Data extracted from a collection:
[start]

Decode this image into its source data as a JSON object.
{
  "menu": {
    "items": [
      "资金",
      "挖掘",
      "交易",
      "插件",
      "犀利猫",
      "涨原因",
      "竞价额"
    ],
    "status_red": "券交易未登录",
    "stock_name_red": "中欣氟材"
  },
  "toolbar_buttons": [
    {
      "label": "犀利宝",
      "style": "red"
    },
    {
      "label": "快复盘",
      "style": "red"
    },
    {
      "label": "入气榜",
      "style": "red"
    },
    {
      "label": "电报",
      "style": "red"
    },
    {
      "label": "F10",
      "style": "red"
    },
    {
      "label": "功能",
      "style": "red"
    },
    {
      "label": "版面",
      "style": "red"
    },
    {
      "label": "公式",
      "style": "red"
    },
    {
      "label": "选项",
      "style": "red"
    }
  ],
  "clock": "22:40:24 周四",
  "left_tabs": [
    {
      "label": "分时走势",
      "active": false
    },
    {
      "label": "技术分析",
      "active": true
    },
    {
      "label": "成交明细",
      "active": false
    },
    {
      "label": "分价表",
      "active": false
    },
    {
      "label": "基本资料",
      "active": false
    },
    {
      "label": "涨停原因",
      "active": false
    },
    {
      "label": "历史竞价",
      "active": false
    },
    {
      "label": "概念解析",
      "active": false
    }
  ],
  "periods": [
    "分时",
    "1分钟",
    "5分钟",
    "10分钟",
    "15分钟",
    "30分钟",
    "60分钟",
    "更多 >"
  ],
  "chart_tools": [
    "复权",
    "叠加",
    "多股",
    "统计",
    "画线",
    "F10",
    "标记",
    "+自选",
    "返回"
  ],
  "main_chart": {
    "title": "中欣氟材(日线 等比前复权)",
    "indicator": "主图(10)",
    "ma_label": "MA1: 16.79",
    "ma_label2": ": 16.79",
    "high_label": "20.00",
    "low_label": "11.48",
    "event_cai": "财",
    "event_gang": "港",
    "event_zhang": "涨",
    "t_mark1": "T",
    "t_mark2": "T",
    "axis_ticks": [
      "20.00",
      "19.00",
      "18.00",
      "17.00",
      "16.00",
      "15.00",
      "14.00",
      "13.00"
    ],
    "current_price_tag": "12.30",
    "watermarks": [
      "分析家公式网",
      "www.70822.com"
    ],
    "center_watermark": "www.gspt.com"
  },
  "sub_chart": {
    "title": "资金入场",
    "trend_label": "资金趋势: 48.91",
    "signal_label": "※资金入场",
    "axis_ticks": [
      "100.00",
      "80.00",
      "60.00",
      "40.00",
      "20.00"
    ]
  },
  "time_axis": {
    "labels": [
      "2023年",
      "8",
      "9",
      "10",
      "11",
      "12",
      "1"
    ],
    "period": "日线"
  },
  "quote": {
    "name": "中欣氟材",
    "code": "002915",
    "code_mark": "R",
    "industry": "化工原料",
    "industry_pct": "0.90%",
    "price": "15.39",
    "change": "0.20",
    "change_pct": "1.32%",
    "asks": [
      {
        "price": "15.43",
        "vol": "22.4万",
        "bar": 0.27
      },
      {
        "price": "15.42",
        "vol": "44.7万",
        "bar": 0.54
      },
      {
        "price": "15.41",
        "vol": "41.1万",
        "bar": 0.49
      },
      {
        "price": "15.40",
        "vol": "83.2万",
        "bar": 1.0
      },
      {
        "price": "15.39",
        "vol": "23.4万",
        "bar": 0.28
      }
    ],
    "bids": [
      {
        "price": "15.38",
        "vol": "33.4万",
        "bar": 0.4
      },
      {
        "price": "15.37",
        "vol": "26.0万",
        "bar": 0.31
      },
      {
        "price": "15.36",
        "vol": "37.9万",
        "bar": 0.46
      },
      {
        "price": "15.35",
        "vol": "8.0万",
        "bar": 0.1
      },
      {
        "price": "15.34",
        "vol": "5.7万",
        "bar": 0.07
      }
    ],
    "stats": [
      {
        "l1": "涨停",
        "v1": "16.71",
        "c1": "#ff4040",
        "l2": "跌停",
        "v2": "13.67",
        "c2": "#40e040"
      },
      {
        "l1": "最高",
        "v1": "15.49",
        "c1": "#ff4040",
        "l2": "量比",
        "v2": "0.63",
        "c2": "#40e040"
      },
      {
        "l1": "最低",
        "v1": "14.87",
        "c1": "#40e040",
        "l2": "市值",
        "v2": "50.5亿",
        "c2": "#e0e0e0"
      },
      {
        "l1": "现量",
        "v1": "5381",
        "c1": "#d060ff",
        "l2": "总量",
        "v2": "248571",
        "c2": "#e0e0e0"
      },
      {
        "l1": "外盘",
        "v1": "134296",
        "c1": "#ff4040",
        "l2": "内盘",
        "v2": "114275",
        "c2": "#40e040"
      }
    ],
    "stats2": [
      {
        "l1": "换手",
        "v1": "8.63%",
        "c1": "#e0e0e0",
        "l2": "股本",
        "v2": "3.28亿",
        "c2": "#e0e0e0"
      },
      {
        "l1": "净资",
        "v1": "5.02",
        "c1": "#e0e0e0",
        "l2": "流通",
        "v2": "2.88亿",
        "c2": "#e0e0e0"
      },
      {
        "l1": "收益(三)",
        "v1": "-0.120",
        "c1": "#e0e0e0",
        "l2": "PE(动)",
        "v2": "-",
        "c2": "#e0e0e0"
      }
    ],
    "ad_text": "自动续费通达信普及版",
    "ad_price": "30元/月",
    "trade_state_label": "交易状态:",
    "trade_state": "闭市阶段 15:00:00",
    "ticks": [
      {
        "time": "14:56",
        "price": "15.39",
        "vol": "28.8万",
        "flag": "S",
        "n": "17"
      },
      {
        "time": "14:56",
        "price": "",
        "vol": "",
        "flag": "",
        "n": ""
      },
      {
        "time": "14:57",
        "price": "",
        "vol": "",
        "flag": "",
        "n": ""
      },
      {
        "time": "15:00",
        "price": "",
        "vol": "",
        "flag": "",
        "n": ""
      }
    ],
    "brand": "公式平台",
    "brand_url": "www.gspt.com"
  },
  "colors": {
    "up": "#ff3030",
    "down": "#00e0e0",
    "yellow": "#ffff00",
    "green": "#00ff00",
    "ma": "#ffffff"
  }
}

[end]

**AIM**
Take the entries and copy them out exactly.

**WRITTEN ANSWER**
Decode this image into its source data as a JSON object.
{
  "menu": {
    "items": [
      "资金",
      "挖掘",
      "交易",
      "插件",
      "犀利猫",
      "涨原因",
      "竞价额"
    ],
    "status_red": "券交易未登录",
    "stock_name_red": "中欣氟材"
  },
  "toolbar_buttons": [
    {
      "label": "犀利宝",
      "style": "red"
    },
    {
      "label": "快复盘",
      "style": "red"
    },
    {
      "label": "入气榜",
      "style": "red"
    },
    {
      "label": "电报",
      "style": "red"
    },
    {
      "label": "F10",
      "style": "red"
    },
    {
      "label": "功能",
      "style": "red"
    },
    {
      "label": "版面",
      "style": "red"
    },
    {
      "label": "公式",
      "style": "red"
    },
    {
      "label": "选项",
      "style": "red"
    }
  ],
  "clock": "22:40:24 周四",
  "left_tabs": [
    {
      "label": "分时走势",
      "active": false
    },
    {
      "label": "技术分析",
      "active": true
    },
    {
      "label": "成交明细",
      "active": false
    },
    {
      "label": "分价表",
      "active": false
    },
    {
      "label": "基本资料",
      "active": false
    },
    {
      "label": "涨停原因",
      "active": false
    },
    {
      "label": "历史竞价",
      "active": false
    },
    {
      "label": "概念解析",
      "active": false
    }
  ],
  "periods": [
    "分时",
    "1分钟",
    "5分钟",
    "10分钟",
    "15分钟",
    "30分钟",
    "60分钟",
    "更多 >"
  ],
  "chart_tools": [
    "复权",
    "叠加",
    "多股",
    "统计",
    "画线",
    "F10",
    "标记",
    "+自选",
    "返回"
  ],
  "main_chart": {
    "title": "中欣氟材(日线 等比前复权)",
    "indicator": "主图(10)",
    "ma_label": "MA1: 16.79",
    "ma_label2": ": 16.79",
    "high_label": "20.00",
    "low_label": "11.48",
    "event_cai": "财",
    "event_gang": "港",
    "event_zhang": "涨",
    "t_mark1": "T",
    "t_mark2": "T",
    "axis_ticks": [
      "20.00",
      "19.00",
      "18.00",
      "17.00",
      "16.00",
      "15.00",
      "14.00",
      "13.00"
    ],
    "current_price_tag": "12.30",
    "watermarks": [
      "分析家公式网",
      "www.70822.com"
    ],
    "center_watermark": "www.gspt.com"
  },
  "sub_chart": {
    "title": "资金入场",
    "trend_label": "资金趋势: 48.91",
    "signal_label": "※资金入场",
    "axis_ticks": [
      "100.00",
      "80.00",
      "60.00",
      "40.00",
      "20.00"
    ]
  },
  "time_axis": {
    "labels": [
      "2023年",
      "8",
      "9",
      "10",
      "11",
      "12",
      "1"
    ],
    "period": "日线"
  },
  "quote": {
    "name": "中欣氟材",
    "code": "002915",
    "code_mark": "R",
    "industry": "化工原料",
    "industry_pct": "0.90%",
    "price": "15.39",
    "change": "0.20",
    "change_pct": "1.32%",
    "asks": [
      {
        "price": "15.43",
        "vol": "22.4万",
        "bar": 0.27
      },
      {
        "price": "15.42",
        "vol": "44.7万",
        "bar": 0.54
      },
      {
        "price": "15.41",
        "vol": "41.1万",
        "bar": 0.49
      },
      {
        "price": "15.40",
        "vol": "83.2万",
        "bar": 1.0
      },
      {
        "price": "15.39",
        "vol": "23.4万",
        "bar": 0.28
      }
    ],
    "bids": [
      {
        "price": "15.38",
        "vol": "33.4万",
        "bar": 0.4
      },
      {
        "price": "15.37",
        "vol": "26.0万",
        "bar": 0.31
      },
      {
        "price": "15.36",
        "vol": "37.9万",
        "bar": 0.46
      },
      {
        "price": "15.35",
        "vol": "8.0万",
        "bar": 0.1
      },
      {
        "price": "15.34",
        "vol": "5.7万",
        "bar": 0.07
      }
    ],
    "stats": [
      {
        "l1": "涨停",
        "v1": "16.71",
        "c1": "#ff4040",
        "l2": "跌停",
        "v2": "13.67",
        "c2": "#40e040"
      },
      {
        "l1": "最高",
        "v1": "15.49",
        "c1": "#ff4040",
        "l2": "量比",
        "v2": "0.63",
        "c2": "#40e040"
      },
      {
        "l1": "最低",
        "v1": "14.87",
        "c1": "#40e040",
        "l2": "市值",
        "v2": "50.5亿",
        "c2": "#e0e0e0"
      },
      {
        "l1": "现量",
        "v1": "5381",
        "c1": "#d060ff",
        "l2": "总量",
        "v2": "248571",
        "c2": "#e0e0e0"
      },
      {
        "l1": "外盘",
        "v1": "134296",
        "c1": "#ff4040",
        "l2": "内盘",
        "v2": "114275",
        "c2": "#40e040"
      }
    ],
    "stats2": [
      {
        "l1": "换手",
        "v1": "8.63%",
        "c1": "#e0e0e0",
        "l2": "股本",
        "v2": "3.28亿",
        "c2": "#e0e0e0"
      },
      {
        "l1": "净资",
        "v1": "5.02",
        "c1": "#e0e0e0",
        "l2": "流通",
        "v2": "2.88亿",
        "c2": "#e0e0e0"
      },
      {
        "l1": "收益(三)",
        "v1": "-0.120",
        "c1": "#e0e0e0",
        "l2": "PE(动)",
        "v2": "-",
        "c2": "#e0e0e0"
      }
    ],
    "ad_text": "自动续费通达信普及版",
    "ad_price": "30元/月",
    "trade_state_label": "交易状态:",
    "trade_state": "闭市阶段 15:00:00",
    "ticks": [
      {
        "time": "14:56",
        "price": "15.39",
        "vol": "28.8万",
        "flag": "S",
        "n": "17"
      },
      {
        "time": "14:56",
        "price": "",
        "vol": "",
        "flag": "",
        "n": ""
      },
      {
        "time": "14:57",
        "price": "",
        "vol": "",
        "flag": "",
        "n": ""
      },
      {
        "time": "15:00",
        "price": "",
        "vol": "",
        "flag": "",
        "n": ""
      }
    ],
    "brand": "公式平台",
    "brand_url": "www.gspt.com"
  },
  "colors": {
    "up": "#ff3030",
    "down": "#00e0e0",
    "yellow": "#ffff00",
    "green": "#00ff00",
    "ma": "#ffffff"
  }
}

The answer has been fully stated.